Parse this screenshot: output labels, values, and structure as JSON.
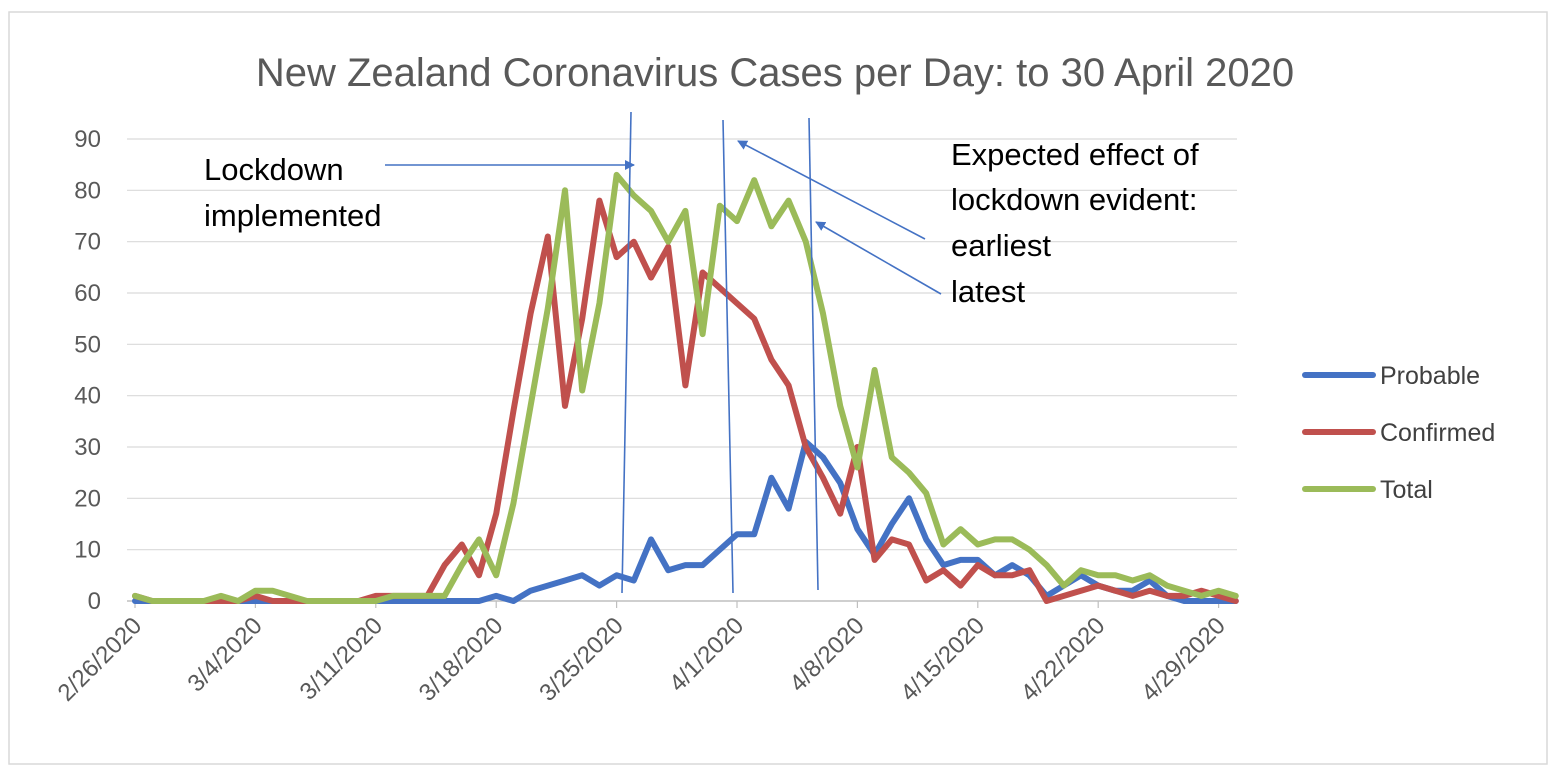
{
  "chart_data": {
    "type": "line",
    "title": "New Zealand Coronavirus Cases per Day: to 30 April 2020",
    "xlabel": "",
    "ylabel": "",
    "ylim": [
      0,
      90
    ],
    "y_ticks": [
      "0",
      "10",
      "20",
      "30",
      "40",
      "50",
      "60",
      "70",
      "80",
      "90"
    ],
    "x_tick_labels": [
      "2/26/2020",
      "3/4/2020",
      "3/11/2020",
      "3/18/2020",
      "3/25/2020",
      "4/1/2020",
      "4/8/2020",
      "4/15/2020",
      "4/22/2020",
      "4/29/2020"
    ],
    "x_start_date": "2/26/2020",
    "x_end_date": "4/30/2020",
    "grid": "horizontal",
    "legend_position": "right",
    "x": [
      "2/26/2020",
      "2/27/2020",
      "2/28/2020",
      "2/29/2020",
      "3/1/2020",
      "3/2/2020",
      "3/3/2020",
      "3/4/2020",
      "3/5/2020",
      "3/6/2020",
      "3/7/2020",
      "3/8/2020",
      "3/9/2020",
      "3/10/2020",
      "3/11/2020",
      "3/12/2020",
      "3/13/2020",
      "3/14/2020",
      "3/15/2020",
      "3/16/2020",
      "3/17/2020",
      "3/18/2020",
      "3/19/2020",
      "3/20/2020",
      "3/21/2020",
      "3/22/2020",
      "3/23/2020",
      "3/24/2020",
      "3/25/2020",
      "3/26/2020",
      "3/27/2020",
      "3/28/2020",
      "3/29/2020",
      "3/30/2020",
      "3/31/2020",
      "4/1/2020",
      "4/2/2020",
      "4/3/2020",
      "4/4/2020",
      "4/5/2020",
      "4/6/2020",
      "4/7/2020",
      "4/8/2020",
      "4/9/2020",
      "4/10/2020",
      "4/11/2020",
      "4/12/2020",
      "4/13/2020",
      "4/14/2020",
      "4/15/2020",
      "4/16/2020",
      "4/17/2020",
      "4/18/2020",
      "4/19/2020",
      "4/20/2020",
      "4/21/2020",
      "4/22/2020",
      "4/23/2020",
      "4/24/2020",
      "4/25/2020",
      "4/26/2020",
      "4/27/2020",
      "4/28/2020",
      "4/29/2020",
      "4/30/2020"
    ],
    "series": [
      {
        "name": "Probable",
        "color": "#4472C4",
        "values": [
          0,
          0,
          0,
          0,
          0,
          0,
          0,
          0,
          0,
          0,
          0,
          0,
          0,
          0,
          0,
          0,
          0,
          0,
          0,
          0,
          0,
          1,
          0,
          2,
          3,
          4,
          5,
          3,
          5,
          4,
          12,
          6,
          7,
          7,
          10,
          13,
          13,
          24,
          18,
          31,
          28,
          23,
          14,
          9,
          15,
          20,
          12,
          7,
          8,
          8,
          5,
          7,
          5,
          1,
          3,
          5,
          3,
          2,
          2,
          4,
          1,
          0,
          0,
          0,
          0
        ]
      },
      {
        "name": "Confirmed",
        "color": "#C0504D",
        "values": [
          1,
          0,
          0,
          0,
          0,
          0,
          0,
          1,
          0,
          0,
          0,
          0,
          0,
          0,
          1,
          1,
          1,
          1,
          7,
          11,
          5,
          17,
          37,
          56,
          71,
          38,
          55,
          78,
          67,
          70,
          63,
          69,
          42,
          64,
          61,
          58,
          55,
          47,
          42,
          30,
          24,
          17,
          30,
          8,
          12,
          11,
          4,
          6,
          3,
          7,
          5,
          5,
          6,
          0,
          1,
          2,
          3,
          2,
          1,
          2,
          1,
          1,
          2,
          1,
          0
        ]
      },
      {
        "name": "Total",
        "color": "#9BBB59",
        "values": [
          1,
          0,
          0,
          0,
          0,
          1,
          0,
          2,
          2,
          1,
          0,
          0,
          0,
          0,
          0,
          1,
          1,
          1,
          1,
          7,
          12,
          5,
          19,
          38,
          57,
          80,
          41,
          58,
          83,
          79,
          76,
          70,
          76,
          52,
          77,
          74,
          82,
          73,
          78,
          70,
          56,
          38,
          26,
          45,
          28,
          25,
          21,
          11,
          14,
          11,
          12,
          12,
          10,
          7,
          3,
          6,
          5,
          5,
          4,
          5,
          3,
          2,
          1,
          2,
          1
        ]
      }
    ],
    "annotations": {
      "lockdown_line1": "Lockdown",
      "lockdown_line2": "implemented",
      "effect_line1": "Expected effect of",
      "effect_line2": "lockdown evident:",
      "effect_earliest": "earliest",
      "effect_latest": "latest"
    }
  }
}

*Assignment*:
All lines above containing the string "color" are to be collected.

*Your response*:
        "color": "#4472C4",
        "color": "#C0504D",
        "color": "#9BBB59",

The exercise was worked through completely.